» To do:
Please update the items below by replacing every "y-tick-label" with "y-axis-tick", leaving everything else unchanged.

» Data to process:
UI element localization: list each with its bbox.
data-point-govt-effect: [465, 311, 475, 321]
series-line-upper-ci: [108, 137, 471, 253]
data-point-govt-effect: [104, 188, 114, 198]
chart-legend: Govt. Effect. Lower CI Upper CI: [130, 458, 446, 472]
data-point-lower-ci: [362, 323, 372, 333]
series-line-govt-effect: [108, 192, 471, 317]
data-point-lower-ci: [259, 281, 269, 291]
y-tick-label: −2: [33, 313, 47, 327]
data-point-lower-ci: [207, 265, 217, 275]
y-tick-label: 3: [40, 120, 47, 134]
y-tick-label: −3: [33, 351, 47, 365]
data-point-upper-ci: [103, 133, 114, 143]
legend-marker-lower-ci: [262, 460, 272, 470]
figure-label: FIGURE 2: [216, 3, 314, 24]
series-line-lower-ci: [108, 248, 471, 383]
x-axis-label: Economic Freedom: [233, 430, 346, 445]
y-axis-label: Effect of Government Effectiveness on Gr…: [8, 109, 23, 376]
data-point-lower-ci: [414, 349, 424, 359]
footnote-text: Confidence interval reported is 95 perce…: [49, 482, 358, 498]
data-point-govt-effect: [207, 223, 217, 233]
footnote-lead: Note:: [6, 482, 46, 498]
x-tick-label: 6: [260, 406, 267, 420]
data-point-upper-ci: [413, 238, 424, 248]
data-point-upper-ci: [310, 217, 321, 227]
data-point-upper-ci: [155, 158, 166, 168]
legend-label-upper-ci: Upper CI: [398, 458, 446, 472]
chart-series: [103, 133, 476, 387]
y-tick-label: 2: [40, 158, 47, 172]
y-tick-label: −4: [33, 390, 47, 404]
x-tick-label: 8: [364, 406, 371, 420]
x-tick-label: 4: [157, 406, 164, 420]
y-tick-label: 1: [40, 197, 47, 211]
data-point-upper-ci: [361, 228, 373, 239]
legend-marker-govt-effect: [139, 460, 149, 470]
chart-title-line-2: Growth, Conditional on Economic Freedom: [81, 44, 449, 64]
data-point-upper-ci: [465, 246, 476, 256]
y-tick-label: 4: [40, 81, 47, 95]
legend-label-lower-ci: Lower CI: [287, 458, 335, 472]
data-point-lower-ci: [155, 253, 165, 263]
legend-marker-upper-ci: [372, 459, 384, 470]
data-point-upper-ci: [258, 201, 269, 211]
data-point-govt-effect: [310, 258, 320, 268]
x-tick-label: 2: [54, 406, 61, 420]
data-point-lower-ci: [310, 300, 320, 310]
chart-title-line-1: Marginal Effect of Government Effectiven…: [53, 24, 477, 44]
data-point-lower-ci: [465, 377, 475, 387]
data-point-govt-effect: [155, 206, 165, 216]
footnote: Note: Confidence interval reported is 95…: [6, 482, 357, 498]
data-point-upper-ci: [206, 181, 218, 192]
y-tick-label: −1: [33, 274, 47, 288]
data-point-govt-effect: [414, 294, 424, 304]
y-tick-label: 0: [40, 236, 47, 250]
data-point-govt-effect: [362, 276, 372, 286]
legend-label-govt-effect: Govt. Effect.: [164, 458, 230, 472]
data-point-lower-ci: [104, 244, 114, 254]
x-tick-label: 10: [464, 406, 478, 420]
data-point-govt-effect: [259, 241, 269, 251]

» Reply to the exercise:
UI element localization: list each with its bbox.
data-point-govt-effect: [465, 311, 475, 321]
series-line-upper-ci: [108, 137, 471, 253]
data-point-govt-effect: [104, 188, 114, 198]
chart-legend: Govt. Effect. Lower CI Upper CI: [130, 458, 446, 472]
data-point-lower-ci: [362, 323, 372, 333]
series-line-govt-effect: [108, 192, 471, 317]
data-point-lower-ci: [259, 281, 269, 291]
y-axis-tick: −2: [33, 313, 47, 327]
data-point-lower-ci: [207, 265, 217, 275]
y-axis-tick: 3: [40, 120, 47, 134]
y-axis-tick: −3: [33, 351, 47, 365]
data-point-upper-ci: [103, 133, 114, 143]
legend-marker-lower-ci: [262, 460, 272, 470]
figure-label: FIGURE 2: [216, 3, 314, 24]
series-line-lower-ci: [108, 248, 471, 383]
x-axis-label: Economic Freedom: [233, 430, 346, 445]
y-axis-label: Effect of Government Effectiveness on Gr…: [8, 109, 23, 376]
data-point-lower-ci: [414, 349, 424, 359]
footnote-text: Confidence interval reported is 95 perce…: [49, 482, 358, 498]
data-point-govt-effect: [207, 223, 217, 233]
footnote-lead: Note:: [6, 482, 46, 498]
x-tick-label: 6: [260, 406, 267, 420]
data-point-upper-ci: [413, 238, 424, 248]
data-point-upper-ci: [310, 217, 321, 227]
data-point-upper-ci: [155, 158, 166, 168]
legend-label-upper-ci: Upper CI: [398, 458, 446, 472]
chart-series: [103, 133, 476, 387]
y-axis-tick: 2: [40, 158, 47, 172]
y-axis-tick: −4: [33, 390, 47, 404]
x-tick-label: 8: [364, 406, 371, 420]
x-tick-label: 4: [157, 406, 164, 420]
y-axis-tick: 1: [40, 197, 47, 211]
data-point-upper-ci: [361, 228, 373, 239]
legend-marker-govt-effect: [139, 460, 149, 470]
chart-title-line-2: Growth, Conditional on Economic Freedom: [81, 44, 449, 64]
data-point-upper-ci: [465, 246, 476, 256]
y-axis-tick: 4: [40, 81, 47, 95]
legend-label-lower-ci: Lower CI: [287, 458, 335, 472]
data-point-lower-ci: [155, 253, 165, 263]
legend-marker-upper-ci: [372, 459, 384, 470]
data-point-upper-ci: [258, 201, 269, 211]
data-point-govt-effect: [310, 258, 320, 268]
x-tick-label: 2: [54, 406, 61, 420]
data-point-lower-ci: [310, 300, 320, 310]
chart-title-line-1: Marginal Effect of Government Effectiven…: [53, 24, 477, 44]
data-point-lower-ci: [465, 377, 475, 387]
data-point-govt-effect: [155, 206, 165, 216]
footnote: Note: Confidence interval reported is 95…: [6, 482, 357, 498]
data-point-upper-ci: [206, 181, 218, 192]
y-axis-tick: −1: [33, 274, 47, 288]
data-point-govt-effect: [414, 294, 424, 304]
y-axis-tick: 0: [40, 236, 47, 250]
data-point-govt-effect: [362, 276, 372, 286]
legend-label-govt-effect: Govt. Effect.: [164, 458, 230, 472]
data-point-lower-ci: [104, 244, 114, 254]
x-tick-label: 10: [464, 406, 478, 420]
data-point-govt-effect: [259, 241, 269, 251]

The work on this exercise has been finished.